Exercise prompt: Find how many lines contain the word "image" and state that number alone.

Materials provided:
##############################

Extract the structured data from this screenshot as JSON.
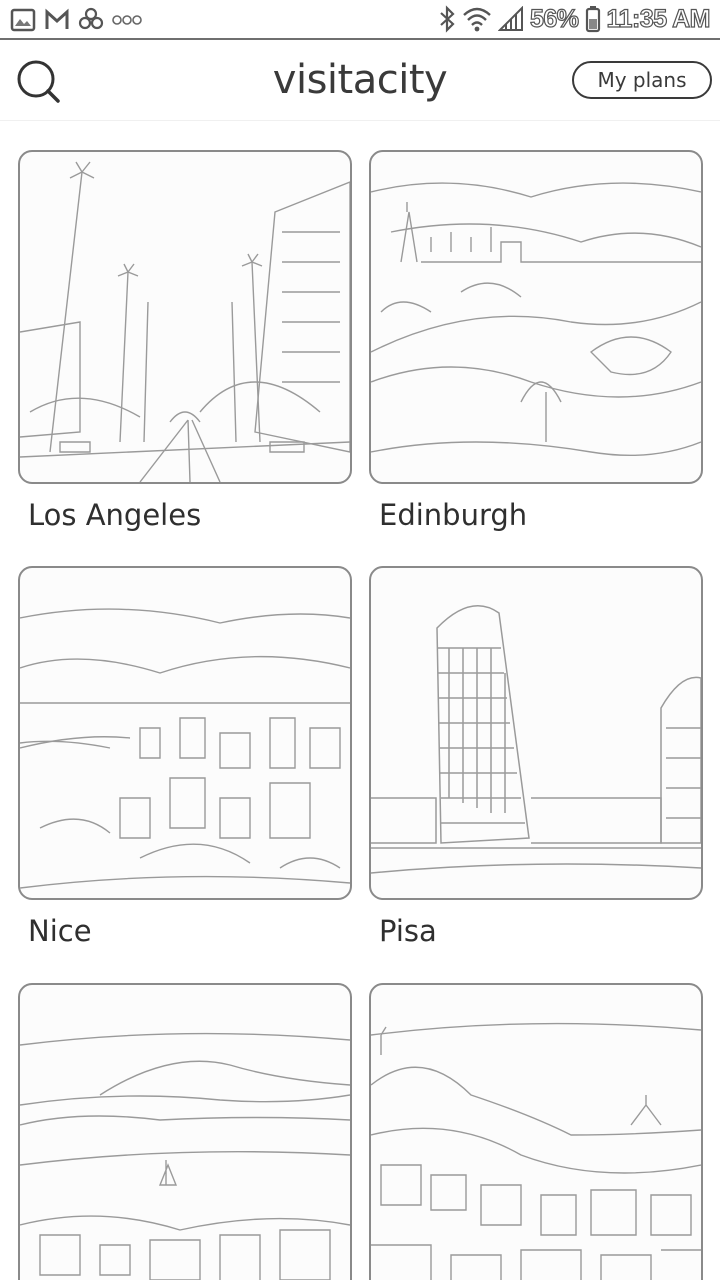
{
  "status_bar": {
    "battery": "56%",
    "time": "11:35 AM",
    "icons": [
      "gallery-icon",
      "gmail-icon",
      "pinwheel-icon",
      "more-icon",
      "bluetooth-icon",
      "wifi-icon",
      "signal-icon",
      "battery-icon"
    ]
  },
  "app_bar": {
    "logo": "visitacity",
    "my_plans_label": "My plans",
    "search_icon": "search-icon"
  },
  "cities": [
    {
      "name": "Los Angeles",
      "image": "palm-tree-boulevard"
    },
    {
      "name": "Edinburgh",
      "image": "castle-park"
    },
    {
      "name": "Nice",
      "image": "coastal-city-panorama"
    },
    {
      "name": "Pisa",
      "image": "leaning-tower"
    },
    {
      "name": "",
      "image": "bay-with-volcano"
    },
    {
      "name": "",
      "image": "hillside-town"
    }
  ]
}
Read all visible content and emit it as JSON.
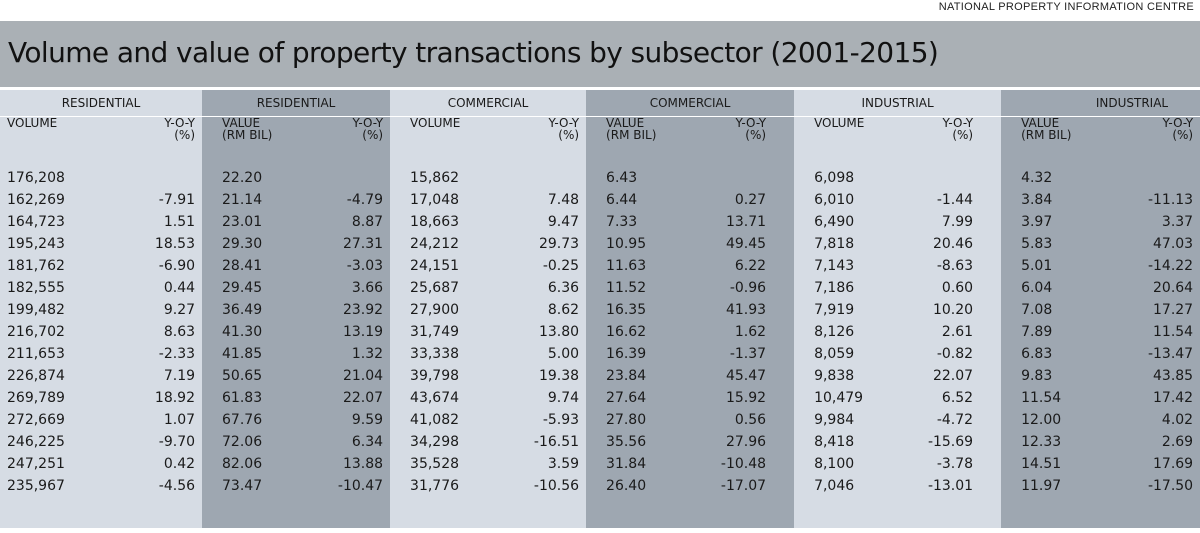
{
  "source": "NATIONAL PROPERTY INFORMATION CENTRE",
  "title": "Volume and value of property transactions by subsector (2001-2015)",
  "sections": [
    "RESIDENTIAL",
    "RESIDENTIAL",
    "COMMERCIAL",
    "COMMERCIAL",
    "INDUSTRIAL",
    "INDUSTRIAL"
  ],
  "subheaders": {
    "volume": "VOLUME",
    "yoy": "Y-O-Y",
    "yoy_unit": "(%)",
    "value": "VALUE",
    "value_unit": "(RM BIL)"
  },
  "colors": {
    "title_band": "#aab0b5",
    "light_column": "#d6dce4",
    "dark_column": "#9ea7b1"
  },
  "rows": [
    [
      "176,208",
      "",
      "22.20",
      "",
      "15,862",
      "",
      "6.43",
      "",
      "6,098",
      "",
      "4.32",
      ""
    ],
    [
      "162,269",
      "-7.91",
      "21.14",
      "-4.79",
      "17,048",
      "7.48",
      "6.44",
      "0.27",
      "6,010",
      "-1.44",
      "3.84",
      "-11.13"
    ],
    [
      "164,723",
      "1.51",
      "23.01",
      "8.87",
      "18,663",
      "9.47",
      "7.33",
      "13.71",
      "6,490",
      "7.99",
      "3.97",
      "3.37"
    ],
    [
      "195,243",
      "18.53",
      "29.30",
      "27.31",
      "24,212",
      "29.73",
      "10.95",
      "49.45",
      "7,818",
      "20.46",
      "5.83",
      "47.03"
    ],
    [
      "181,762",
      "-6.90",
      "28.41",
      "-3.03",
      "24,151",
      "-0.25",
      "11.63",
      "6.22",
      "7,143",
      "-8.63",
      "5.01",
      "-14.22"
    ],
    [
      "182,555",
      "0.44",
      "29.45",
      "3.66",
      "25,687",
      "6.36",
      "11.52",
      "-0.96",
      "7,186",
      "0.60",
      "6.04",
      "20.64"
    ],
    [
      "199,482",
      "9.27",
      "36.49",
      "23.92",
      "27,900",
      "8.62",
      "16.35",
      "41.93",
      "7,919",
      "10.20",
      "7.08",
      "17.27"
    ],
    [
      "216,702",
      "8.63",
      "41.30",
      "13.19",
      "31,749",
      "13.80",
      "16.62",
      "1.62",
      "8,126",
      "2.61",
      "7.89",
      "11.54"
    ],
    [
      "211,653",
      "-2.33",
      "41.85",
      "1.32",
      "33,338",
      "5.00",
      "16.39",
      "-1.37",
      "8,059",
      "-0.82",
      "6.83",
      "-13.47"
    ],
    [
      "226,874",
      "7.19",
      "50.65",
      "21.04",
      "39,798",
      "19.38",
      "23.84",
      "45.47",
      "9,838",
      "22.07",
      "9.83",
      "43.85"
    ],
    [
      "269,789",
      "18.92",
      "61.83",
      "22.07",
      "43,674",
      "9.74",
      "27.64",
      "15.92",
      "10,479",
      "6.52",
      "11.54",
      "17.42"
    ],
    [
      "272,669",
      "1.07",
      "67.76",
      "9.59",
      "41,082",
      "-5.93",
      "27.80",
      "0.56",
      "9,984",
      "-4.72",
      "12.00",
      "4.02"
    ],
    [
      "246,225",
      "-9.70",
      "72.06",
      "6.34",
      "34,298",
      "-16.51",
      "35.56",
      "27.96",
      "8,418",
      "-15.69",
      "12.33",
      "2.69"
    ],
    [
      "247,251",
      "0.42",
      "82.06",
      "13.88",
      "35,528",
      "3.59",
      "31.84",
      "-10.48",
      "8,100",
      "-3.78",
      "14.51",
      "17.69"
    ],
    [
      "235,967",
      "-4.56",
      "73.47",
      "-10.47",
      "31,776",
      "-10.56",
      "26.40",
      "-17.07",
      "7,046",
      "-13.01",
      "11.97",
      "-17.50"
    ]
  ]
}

##############################

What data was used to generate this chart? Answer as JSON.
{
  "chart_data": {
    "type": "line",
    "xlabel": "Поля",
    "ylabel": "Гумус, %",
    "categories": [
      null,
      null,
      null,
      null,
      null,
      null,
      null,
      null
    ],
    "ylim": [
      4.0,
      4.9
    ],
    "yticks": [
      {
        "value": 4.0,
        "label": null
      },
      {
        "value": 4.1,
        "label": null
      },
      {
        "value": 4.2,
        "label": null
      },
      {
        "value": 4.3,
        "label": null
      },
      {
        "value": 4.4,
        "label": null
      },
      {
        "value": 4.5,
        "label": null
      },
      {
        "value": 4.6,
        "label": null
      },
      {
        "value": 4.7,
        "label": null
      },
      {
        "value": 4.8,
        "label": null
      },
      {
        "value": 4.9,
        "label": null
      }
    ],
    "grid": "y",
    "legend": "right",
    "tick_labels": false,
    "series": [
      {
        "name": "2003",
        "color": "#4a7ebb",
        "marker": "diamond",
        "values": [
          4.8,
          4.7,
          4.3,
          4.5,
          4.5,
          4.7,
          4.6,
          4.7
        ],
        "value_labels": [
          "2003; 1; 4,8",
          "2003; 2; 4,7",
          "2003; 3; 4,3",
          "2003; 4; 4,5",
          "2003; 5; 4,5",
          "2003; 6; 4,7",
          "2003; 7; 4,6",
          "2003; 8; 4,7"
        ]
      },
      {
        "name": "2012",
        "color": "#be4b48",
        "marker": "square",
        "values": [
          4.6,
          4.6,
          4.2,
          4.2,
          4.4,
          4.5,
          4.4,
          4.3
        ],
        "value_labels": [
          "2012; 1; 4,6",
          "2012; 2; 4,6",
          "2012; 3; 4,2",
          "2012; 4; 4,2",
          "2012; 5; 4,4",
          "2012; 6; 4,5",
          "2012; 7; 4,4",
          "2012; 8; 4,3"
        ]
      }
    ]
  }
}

##############################

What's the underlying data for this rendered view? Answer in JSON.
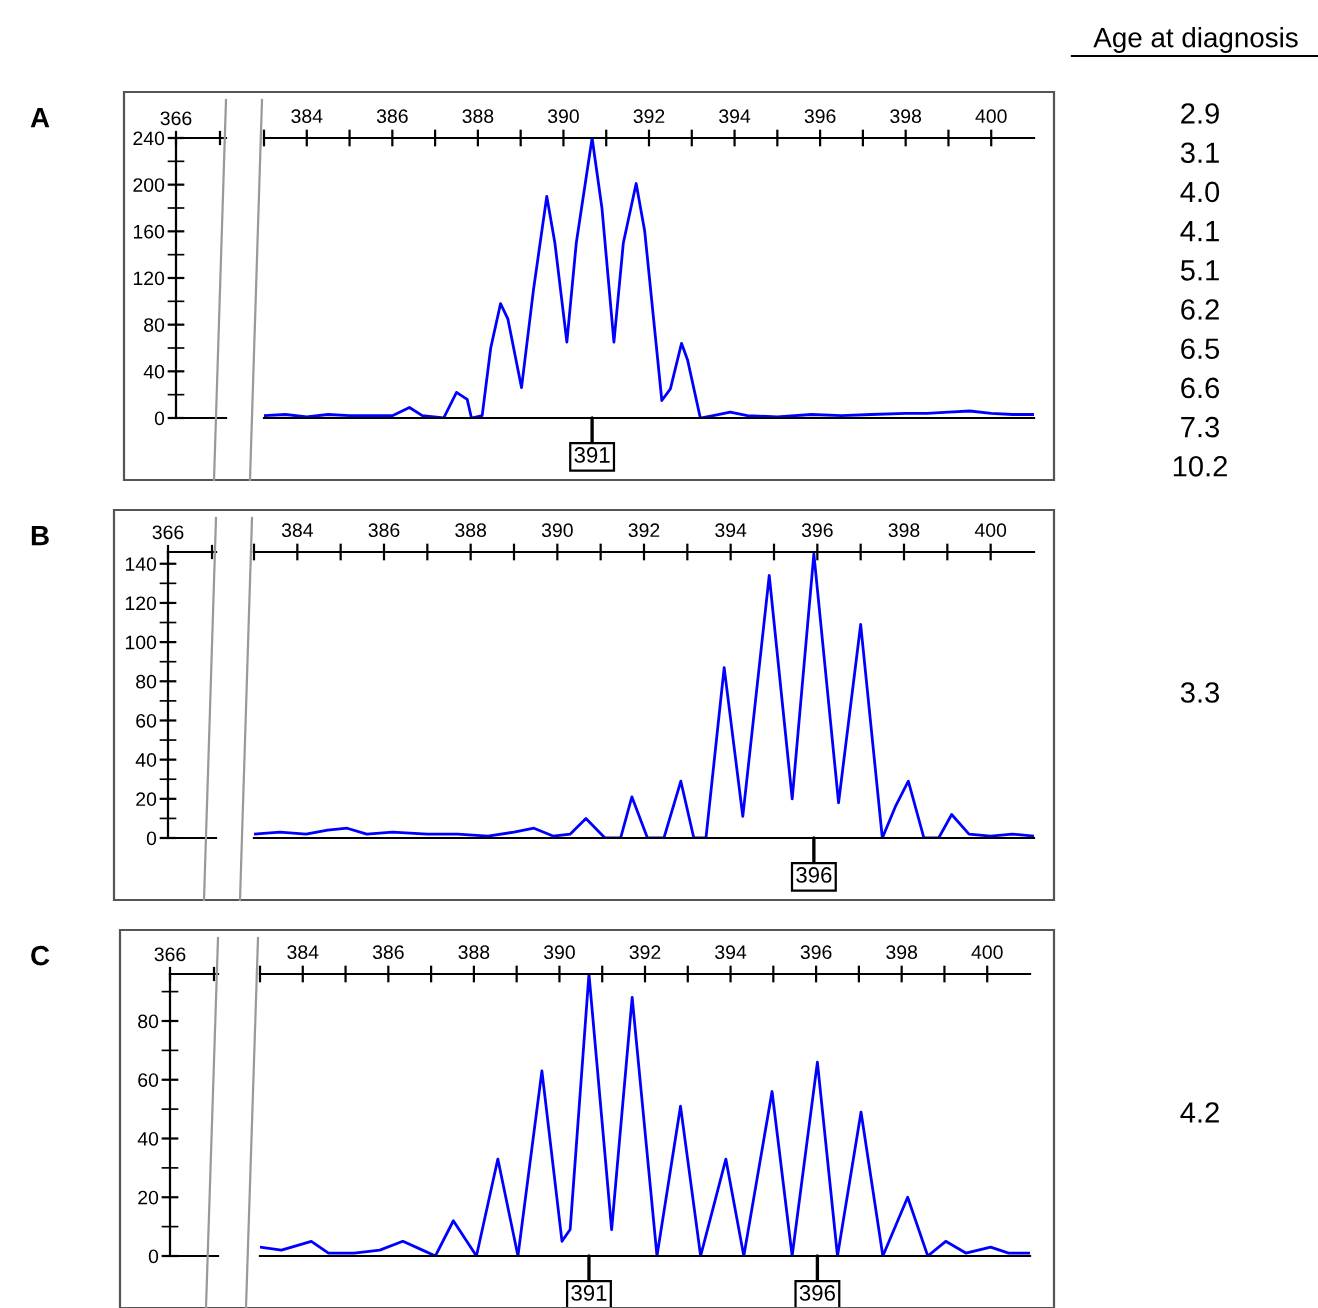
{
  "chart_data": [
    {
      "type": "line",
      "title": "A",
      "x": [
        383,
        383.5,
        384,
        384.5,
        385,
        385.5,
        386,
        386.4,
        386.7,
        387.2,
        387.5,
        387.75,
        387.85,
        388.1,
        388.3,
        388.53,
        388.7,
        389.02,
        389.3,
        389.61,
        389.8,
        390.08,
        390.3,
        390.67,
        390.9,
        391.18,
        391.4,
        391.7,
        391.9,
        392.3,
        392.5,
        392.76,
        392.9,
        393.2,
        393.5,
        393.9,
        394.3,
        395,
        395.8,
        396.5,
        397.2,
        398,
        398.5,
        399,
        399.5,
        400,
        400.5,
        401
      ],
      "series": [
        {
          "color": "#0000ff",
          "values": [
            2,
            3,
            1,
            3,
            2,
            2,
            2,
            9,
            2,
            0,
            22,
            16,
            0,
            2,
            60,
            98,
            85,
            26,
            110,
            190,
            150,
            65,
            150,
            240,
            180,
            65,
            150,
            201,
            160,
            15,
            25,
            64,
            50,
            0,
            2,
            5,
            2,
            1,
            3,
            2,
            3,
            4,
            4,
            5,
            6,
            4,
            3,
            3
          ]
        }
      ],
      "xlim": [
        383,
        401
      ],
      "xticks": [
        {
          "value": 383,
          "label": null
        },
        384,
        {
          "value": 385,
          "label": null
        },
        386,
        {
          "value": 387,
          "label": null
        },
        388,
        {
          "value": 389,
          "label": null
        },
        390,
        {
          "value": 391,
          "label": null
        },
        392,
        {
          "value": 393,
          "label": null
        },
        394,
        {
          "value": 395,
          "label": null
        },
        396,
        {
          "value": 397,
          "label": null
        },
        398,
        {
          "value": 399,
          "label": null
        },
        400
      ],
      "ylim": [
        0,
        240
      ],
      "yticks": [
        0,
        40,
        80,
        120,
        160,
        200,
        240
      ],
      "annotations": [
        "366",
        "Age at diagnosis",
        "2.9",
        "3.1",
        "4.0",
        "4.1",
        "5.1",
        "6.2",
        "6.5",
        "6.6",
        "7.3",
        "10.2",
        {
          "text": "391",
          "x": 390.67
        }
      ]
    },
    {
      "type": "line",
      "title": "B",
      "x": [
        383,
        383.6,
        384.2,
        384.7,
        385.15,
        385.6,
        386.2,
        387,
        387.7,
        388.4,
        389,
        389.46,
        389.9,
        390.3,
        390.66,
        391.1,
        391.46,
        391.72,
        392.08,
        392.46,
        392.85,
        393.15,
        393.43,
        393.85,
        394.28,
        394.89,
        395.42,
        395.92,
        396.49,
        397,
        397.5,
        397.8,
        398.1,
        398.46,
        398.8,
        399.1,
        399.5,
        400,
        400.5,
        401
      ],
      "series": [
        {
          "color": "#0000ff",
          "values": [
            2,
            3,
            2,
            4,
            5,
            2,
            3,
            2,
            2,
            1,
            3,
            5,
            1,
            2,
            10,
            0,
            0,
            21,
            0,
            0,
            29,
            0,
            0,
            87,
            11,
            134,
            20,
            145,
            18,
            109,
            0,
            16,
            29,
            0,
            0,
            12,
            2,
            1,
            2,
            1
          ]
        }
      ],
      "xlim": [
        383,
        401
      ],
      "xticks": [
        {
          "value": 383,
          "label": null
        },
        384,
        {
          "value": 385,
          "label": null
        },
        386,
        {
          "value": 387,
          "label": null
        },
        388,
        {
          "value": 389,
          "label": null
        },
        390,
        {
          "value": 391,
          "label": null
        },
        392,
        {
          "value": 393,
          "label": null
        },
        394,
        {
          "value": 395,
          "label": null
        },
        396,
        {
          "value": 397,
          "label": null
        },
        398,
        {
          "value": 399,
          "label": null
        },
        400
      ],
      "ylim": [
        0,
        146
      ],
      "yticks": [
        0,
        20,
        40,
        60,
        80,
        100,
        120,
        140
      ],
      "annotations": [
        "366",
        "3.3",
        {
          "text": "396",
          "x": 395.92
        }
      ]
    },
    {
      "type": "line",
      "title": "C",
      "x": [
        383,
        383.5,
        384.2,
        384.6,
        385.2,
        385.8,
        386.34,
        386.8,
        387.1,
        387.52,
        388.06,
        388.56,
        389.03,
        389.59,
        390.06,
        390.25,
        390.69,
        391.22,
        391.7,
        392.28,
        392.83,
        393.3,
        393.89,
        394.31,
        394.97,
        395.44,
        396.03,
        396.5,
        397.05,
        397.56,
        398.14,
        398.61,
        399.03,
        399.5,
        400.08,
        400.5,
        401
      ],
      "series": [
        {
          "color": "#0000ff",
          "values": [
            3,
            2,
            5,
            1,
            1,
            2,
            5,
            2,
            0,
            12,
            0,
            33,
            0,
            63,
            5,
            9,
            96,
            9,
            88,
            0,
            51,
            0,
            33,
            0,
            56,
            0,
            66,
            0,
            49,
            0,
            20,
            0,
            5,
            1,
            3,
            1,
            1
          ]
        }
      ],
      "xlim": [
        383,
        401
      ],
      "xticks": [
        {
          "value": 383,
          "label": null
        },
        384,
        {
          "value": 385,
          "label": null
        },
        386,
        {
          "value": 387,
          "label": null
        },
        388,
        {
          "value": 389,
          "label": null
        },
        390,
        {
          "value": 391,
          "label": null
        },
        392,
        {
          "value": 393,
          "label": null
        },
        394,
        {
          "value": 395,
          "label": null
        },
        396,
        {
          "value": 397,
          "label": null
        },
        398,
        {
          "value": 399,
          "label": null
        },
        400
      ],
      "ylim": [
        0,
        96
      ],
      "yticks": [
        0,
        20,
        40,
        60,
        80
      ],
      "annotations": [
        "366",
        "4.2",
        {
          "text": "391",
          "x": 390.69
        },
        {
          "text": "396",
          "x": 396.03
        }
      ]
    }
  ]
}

##############################

Result of this task: 6